§ **AUFGABENSTELLUNG 1**
Beantworte drei Fragen zum Artikel über die Ausrichtung entfernter Quasare:
(a) Wie heißt die rotierende Scheibe, in der sich das Material um ein Schwarzes Loch sammelt?
(b) Mit welchem Instrument am Very Large Telescope hat das Team gearbeitet?
(c) Wie viele Quasare wurden insgesamt anvisiert?
§ **AUFGABENSTELLUNG 2**
Schreibe den Artikel über die Ausrichtung entfernter Quasare im Anschluss an seinen letzten Satz weiter.

Die verblüffende Ausrichtung entfernter Quasare
von Stefan Deiters astronews.com
19. November 2014
Bei Beobachtungen mit dem Very Large Telescope der
europäischen Südsternwarte ESO haben Astronomen eine bemerkenswerte Entdeckung
gemacht: Offenbar sind die Rotationsachsen von supermassereichen Schwarzen
Löchern über Distanzen von Milliarden Lichtjahren parallel zueinander angeordnet
und scheinen zudem noch zu den Strukturen des kosmischen Netzes ausgerichtet zu
sein.

Veranschaulichung der jetzt entdeckten
Ausrichtung der Rotationsachsen von Quasaren und
des kosmischen Netzes.
Bild: ESO/M. Kornmesser [Großansicht] |
In den Zentren der meisten Galaxien vermuten Astronomen supermassereiche
Schwarze Löcher. Verschlingen diese Objekte mit einer hohen Rate Material aus
ihrer Umgebung, sammelt sich dieses zunächst in einer rotierenden Scheibe um das
Schwarze Loch.
Das Material in dieser sogenannten Akkretionsscheibe heizt sich
auf extreme Temperaturen auf, so dass die Zentren von Galaxien mit sehr
aktiven Schwarzen Löchern sehr hell erscheinen. Tatsächlich können sie
so hell werden, dass sie den gesamten Rest der Galaxie überstrahlen. Astronomen
nennen solche Objekte Quasare.
Damien Hutsemékers vom Institut d’Astrophysique et de Géophysique der
belgischen Université de Liège und sein Team haben mit dem Instrument FORS am
Very Large Telescope insgesamt 93 Quasare anvisiert, die ausgedehnte Gruppen
bilden, die sich über mehrere Milliarden Lichtjahre erstrecken. Aufgrund ihrer
Entfernung sehen wir die Quasare in einer Zeit, in der unser Universum nur
ungefähr ein Drittel seines jetzigen Alters hatte.
"Die erste Merkwürdigkeit, die uns auffiel, war, dass einige der
Rotationsachsen der Quasare zueinander ausgerichtet waren - obwohl diese Quasare
mehrere Milliarden Lichtjahre trennen", erläutert Hutsemékers. Das Team hat
anschließend überprüft, ob es zusätzlich noch einen Zusammenhang zwischen
Ausrichtung der Rotationsachsen und der großräumigen Struktur des Universums
geben könnte - des sogenannten kosmischen Netzes.

§ **DATENSÄTZE**
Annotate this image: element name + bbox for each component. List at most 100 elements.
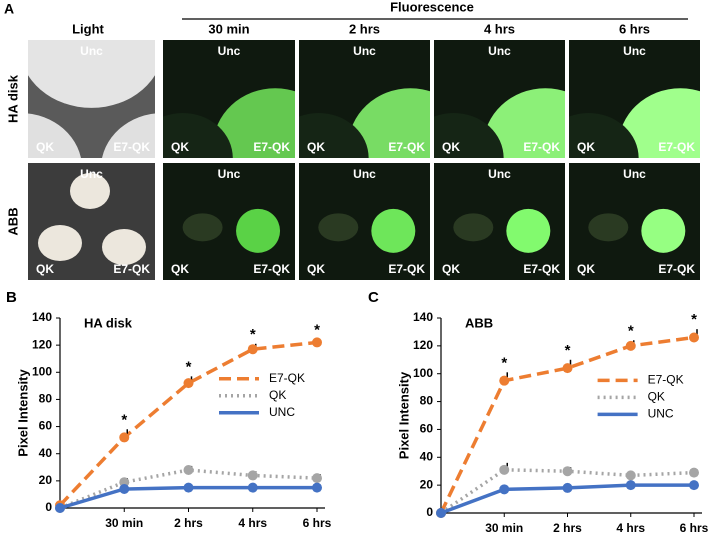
photo-label: Unc	[488, 167, 511, 181]
annotation: *	[565, 342, 571, 359]
fluor-scaffold	[318, 213, 359, 242]
photo: Unc QK E7-QK	[569, 40, 700, 158]
data-point	[689, 332, 699, 343]
fluor-scaffold	[506, 208, 551, 253]
fluor-disk	[618, 88, 700, 158]
photo-label: Unc	[353, 44, 376, 58]
data-point	[247, 344, 258, 355]
photo-label: E7-QK	[388, 262, 425, 276]
photo-label: E7-QK	[658, 140, 695, 154]
scaffold	[38, 225, 82, 261]
fluor-scaffold	[236, 208, 281, 253]
annotation: *	[250, 326, 256, 343]
x-tick-label: 30 min	[485, 521, 523, 533]
chart-title: ABB	[465, 315, 493, 330]
fluor-disk	[213, 88, 295, 158]
photo: Unc QK E7-QK	[163, 40, 295, 158]
legend-label: E7-QK	[269, 371, 305, 385]
legend-label: QK	[269, 388, 286, 402]
fluor-disk	[434, 113, 504, 158]
column-header: 6 hrs	[619, 21, 650, 36]
photo-label: E7-QK	[523, 262, 560, 276]
legend-label: UNC	[269, 405, 295, 419]
photo-label: QK	[171, 140, 189, 154]
fluor-disk	[163, 113, 233, 158]
disk	[102, 113, 155, 158]
photo: Unc QK E7-QK	[299, 163, 430, 280]
column-header: Fluorescence	[390, 0, 474, 14]
disk	[28, 40, 155, 108]
data-point	[499, 375, 510, 386]
y-tick-label: 80	[39, 392, 53, 406]
fluor-scaffold	[641, 208, 686, 253]
photo: Unc QK E7-QK	[299, 40, 430, 158]
legend-label: QK	[648, 390, 665, 404]
annotation: *	[628, 322, 634, 339]
fluor-disk	[299, 113, 369, 158]
row-label: HA disk	[5, 74, 20, 123]
data-point	[312, 473, 322, 484]
y-tick-label: 120	[32, 337, 52, 351]
data-point	[183, 482, 194, 493]
fluor-scaffold	[182, 213, 223, 242]
series-line	[439, 335, 695, 514]
data-point	[183, 465, 194, 475]
data-point	[499, 464, 510, 475]
data-point	[436, 508, 446, 518]
data-point	[562, 482, 573, 493]
photo: Unc QK E7-QK	[163, 163, 295, 280]
annotation: *	[186, 358, 192, 375]
y-tick-label: 100	[32, 364, 52, 378]
annotation: *	[691, 311, 697, 328]
photo-label: Unc	[218, 44, 241, 58]
fluor-scaffold	[588, 213, 629, 242]
photo-label: QK	[171, 262, 189, 276]
panel-letter: C	[368, 289, 379, 306]
x-tick-label: 2 hrs	[174, 516, 203, 530]
annotation: *	[314, 322, 320, 339]
y-tick-label: 40	[420, 449, 434, 463]
column-header: 30 min	[208, 21, 249, 36]
y-tick-label: 40	[39, 446, 53, 460]
photo-label: E7-QK	[388, 140, 425, 154]
y-tick-label: 80	[420, 394, 434, 408]
photo: Unc QK E7-QK	[434, 163, 565, 280]
photo-label: E7-QK	[253, 140, 290, 154]
series-line	[58, 340, 318, 507]
photo: Unc QK E7-QK	[569, 163, 700, 280]
data-point	[183, 378, 194, 389]
row-label: ABB	[5, 207, 20, 235]
panel-letter: A	[4, 1, 14, 17]
photo-label: QK	[307, 140, 325, 154]
y-tick-label: 20	[420, 477, 434, 491]
photo-label: QK	[36, 140, 54, 154]
fluor-disk	[569, 113, 639, 158]
y-tick-label: 60	[420, 422, 434, 436]
photo-label: Unc	[623, 167, 646, 181]
column-header: 4 hrs	[484, 21, 515, 36]
photo-label: E7-QK	[658, 262, 695, 276]
data-point	[312, 337, 322, 348]
scaffold	[102, 229, 146, 265]
data-point	[625, 340, 636, 351]
photo-label: QK	[442, 262, 460, 276]
data-point	[247, 470, 258, 481]
legend-label: E7-QK	[648, 373, 684, 387]
data-point	[689, 467, 699, 478]
legend-label: UNC	[648, 407, 674, 421]
annotation: *	[501, 354, 507, 371]
photo-label: QK	[442, 140, 460, 154]
y-tick-label: 140	[413, 310, 433, 324]
photo: Unc QK E7-QK	[28, 163, 155, 280]
data-point	[625, 480, 636, 491]
photo-label: QK	[577, 262, 595, 276]
photo-label: E7-QK	[113, 262, 150, 276]
y-tick-label: 140	[32, 310, 52, 324]
x-tick-label: 4 hrs	[616, 521, 645, 533]
photo: Unc QK E7-QK	[28, 40, 155, 158]
annotation: *	[121, 411, 127, 428]
photo-label: QK	[36, 262, 54, 276]
data-point	[119, 484, 130, 494]
disk	[28, 113, 81, 158]
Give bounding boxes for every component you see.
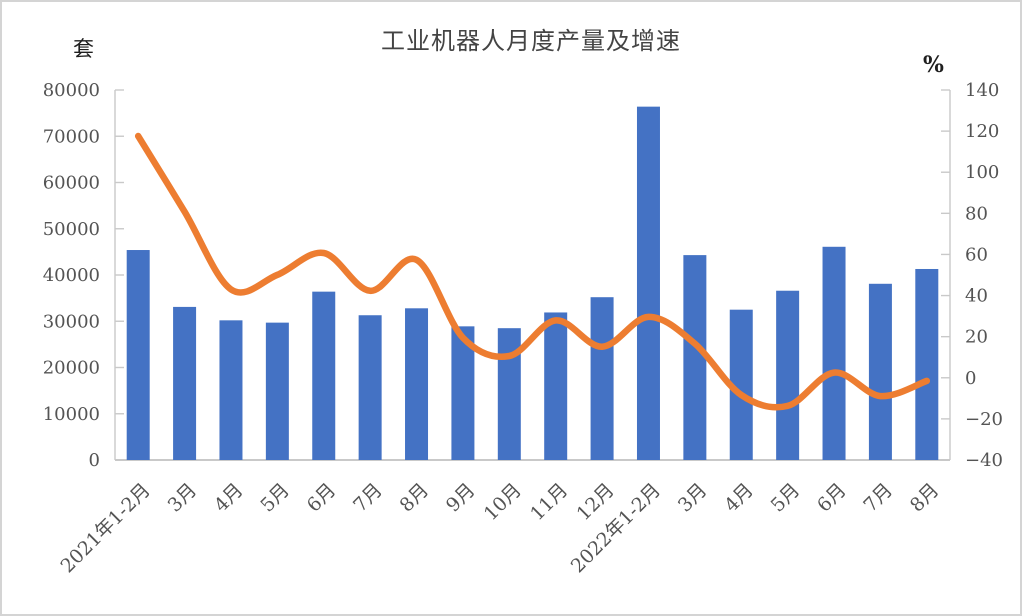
- x-axis-category-label: 4月: [720, 479, 758, 517]
- production-bar: [868, 283, 892, 460]
- x-axis-category-label: 9月: [442, 479, 480, 517]
- x-axis-category-label: 6月: [813, 479, 851, 517]
- x-axis-category-label: 3月: [674, 479, 712, 517]
- x-axis-category-label: 2021年1-2月: [56, 479, 154, 577]
- x-axis-category-label: 7月: [349, 479, 387, 517]
- right-axis-tick-label: 100: [965, 162, 999, 183]
- right-axis-unit-label: %: [923, 52, 944, 78]
- production-bar: [219, 320, 243, 460]
- left-axis-tick-label: 40000: [43, 265, 100, 286]
- production-bar: [636, 106, 660, 461]
- right-axis-tick-label: 20: [965, 327, 988, 348]
- right-axis-tick-label: 0: [965, 368, 976, 389]
- production-bar: [822, 246, 846, 460]
- x-axis-category-label: 8月: [396, 479, 434, 517]
- production-bar: [683, 255, 707, 460]
- left-axis-unit-label: 套: [73, 37, 94, 61]
- production-bar: [173, 306, 197, 460]
- production-bar: [544, 312, 568, 460]
- production-bar: [497, 328, 521, 460]
- production-bar: [590, 297, 614, 460]
- left-axis-tick-label: 70000: [43, 126, 100, 147]
- left-axis-tick-label: 30000: [43, 311, 100, 332]
- right-axis-tick-label: 120: [965, 121, 999, 142]
- left-axis-tick-label: 0: [89, 450, 100, 471]
- production-bar: [405, 308, 429, 460]
- right-axis-tick-label: −40: [965, 450, 1003, 471]
- production-bar: [915, 268, 939, 460]
- x-axis-category-label: 10月: [480, 479, 526, 525]
- right-axis-tick-label: 80: [965, 203, 988, 224]
- x-axis-category-label: 5月: [256, 479, 294, 517]
- production-bar: [729, 309, 753, 460]
- left-axis-tick-label: 60000: [43, 173, 100, 194]
- x-axis-category-label: 3月: [164, 479, 202, 517]
- left-axis-tick-label: 20000: [43, 358, 100, 379]
- x-axis-category-label: 6月: [303, 479, 341, 517]
- left-axis-tick-label: 80000: [43, 80, 100, 101]
- x-axis-category-label: 5月: [767, 479, 805, 517]
- right-axis-tick-label: 40: [965, 286, 988, 307]
- right-axis-tick-label: −20: [965, 409, 1003, 430]
- x-axis-category-label: 4月: [210, 479, 248, 517]
- production-bar: [265, 322, 289, 460]
- chart-title: 工业机器人月度产量及增速: [381, 27, 681, 55]
- production-bar: [358, 315, 382, 460]
- x-axis-category-label: 8月: [906, 479, 944, 517]
- production-bar: [126, 250, 150, 460]
- production-bar: [776, 290, 800, 460]
- x-axis-category-label: 11月: [526, 479, 572, 525]
- x-axis-category-label: 7月: [859, 479, 897, 517]
- production-bar: [451, 326, 475, 460]
- growth-line: [134, 132, 931, 411]
- left-axis-tick-label: 10000: [43, 404, 100, 425]
- left-axis-tick-label: 50000: [43, 219, 100, 240]
- right-axis-tick-label: 60: [965, 244, 988, 265]
- production-bar: [312, 291, 336, 460]
- right-axis-tick-label: 140: [965, 80, 999, 101]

§ **ANTWORT 1**
(a) Akkretionsscheibe
(b) FORS
(c) 93

§ **ANTWORT 2**
Die Quasare sind - genau wie normale Galaxien - im Universum nämlich nicht gleichmäßig verteilt: Es gibt
Bereiche, in denen sich zahlreiche Objekte finden und andere Regionen, in denen
nur sehr wenige Objekte zu sehen sind. So bildet die sichtbare Materie eine Art
kosmisches Netz aus Filamenten und Klumpen rund um riesige Leerräume.
Die neuen Beobachtungen mit dem Very Large Telescope deuten nun darauf hin,
dass die Rotationsachsen der Quasare parallel zu den großräumigen Strukturen
angeordnet sind, zu denen sie gehören. Befindet sich ein Quasar also in einem
bestimmten Filament, dann ist die Rotationsachse des Schwarzen Lochs entlang des
Filaments ausgerichtet. Die Wahrscheinlichkeit dafür, dass die beobachtete
Ausrichtung nur ein Zufall ist, schätzen die Astronomen auf weniger als ein
Prozent.
"Eine Korrelation zwischen der Ausrichtung von Quasaren und der Struktur, zu
der sie gehören, ist eine wichtige Vorhersage numerischer Modelle zur
Entwicklung unseres Universums", ergänzt Dominique Sluse, der in Liège und am
Argelander-Institut für Astronomie in Bonn arbeitet. "Unsere Beobachtungsdaten
liefern den ersten experimentellen Beweis dieses Effekts auf Skalen, die viel
größer sind als alles, was bisher für normale Galaxien beobachtet wurde."
Die Astronomen haben indirekt auf die Ausrichtung der Rotationsachsen
geschlossen: Dazu haben sie die Polarisation des Lichts bei den Quasaren
gemessen und bei 19 Exemplaren tatsächlich auch ein deutlich polarisiertes
Signal gefunden. Zusammen mit weiteren Informationen ließ sich daraus der Winkel
errechnen, unter dem man auf die Akkretionsscheibe blickt und somit auch die
Ausrichtung der Rotationsachse des Quasars.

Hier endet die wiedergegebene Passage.